Set problem
Copy out the data exactly, leaving the pictures behind.

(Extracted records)
<<<<

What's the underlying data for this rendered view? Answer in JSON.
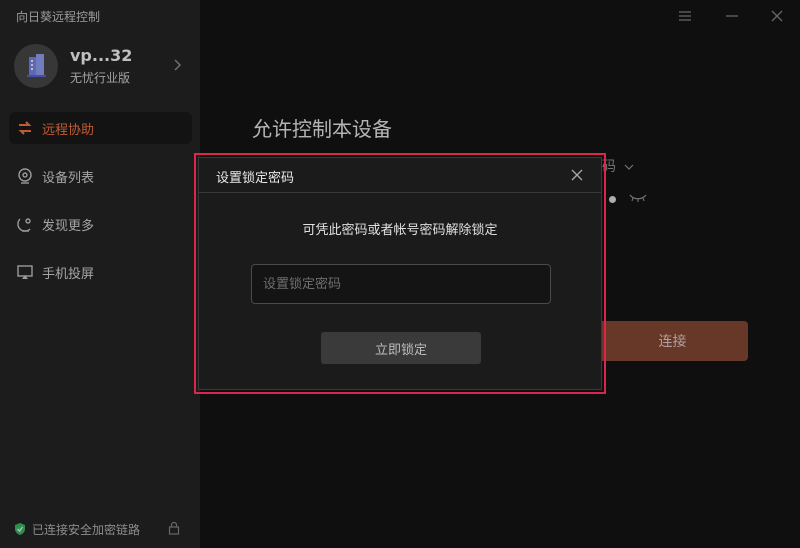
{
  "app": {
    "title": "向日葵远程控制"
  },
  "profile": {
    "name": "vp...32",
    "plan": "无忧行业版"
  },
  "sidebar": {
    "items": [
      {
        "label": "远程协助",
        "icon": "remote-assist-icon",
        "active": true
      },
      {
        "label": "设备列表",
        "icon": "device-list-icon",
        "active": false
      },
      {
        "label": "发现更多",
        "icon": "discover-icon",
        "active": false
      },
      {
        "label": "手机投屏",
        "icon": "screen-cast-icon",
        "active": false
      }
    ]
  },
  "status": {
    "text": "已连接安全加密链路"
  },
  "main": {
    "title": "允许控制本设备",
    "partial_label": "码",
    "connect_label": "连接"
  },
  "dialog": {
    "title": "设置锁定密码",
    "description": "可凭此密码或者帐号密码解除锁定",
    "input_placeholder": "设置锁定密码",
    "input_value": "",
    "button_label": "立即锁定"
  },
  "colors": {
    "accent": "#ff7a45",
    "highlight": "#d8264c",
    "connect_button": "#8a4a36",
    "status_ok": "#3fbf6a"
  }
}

>>>>

Solution to the problem
What's the underlying data for this rendered view? Answer in JSON.
{
  "app": {
    "title": "向日葵远程控制"
  },
  "profile": {
    "name": "vp...32",
    "plan": "无忧行业版"
  },
  "sidebar": {
    "items": [
      {
        "label": "远程协助",
        "icon": "remote-assist-icon",
        "active": true
      },
      {
        "label": "设备列表",
        "icon": "device-list-icon",
        "active": false
      },
      {
        "label": "发现更多",
        "icon": "discover-icon",
        "active": false
      },
      {
        "label": "手机投屏",
        "icon": "screen-cast-icon",
        "active": false
      }
    ]
  },
  "status": {
    "text": "已连接安全加密链路"
  },
  "main": {
    "title": "允许控制本设备",
    "partial_label": "码",
    "connect_label": "连接"
  },
  "dialog": {
    "title": "设置锁定密码",
    "description": "可凭此密码或者帐号密码解除锁定",
    "input_placeholder": "设置锁定密码",
    "input_value": "",
    "button_label": "立即锁定"
  },
  "colors": {
    "accent": "#ff7a45",
    "highlight": "#d8264c",
    "connect_button": "#8a4a36",
    "status_ok": "#3fbf6a"
  }
}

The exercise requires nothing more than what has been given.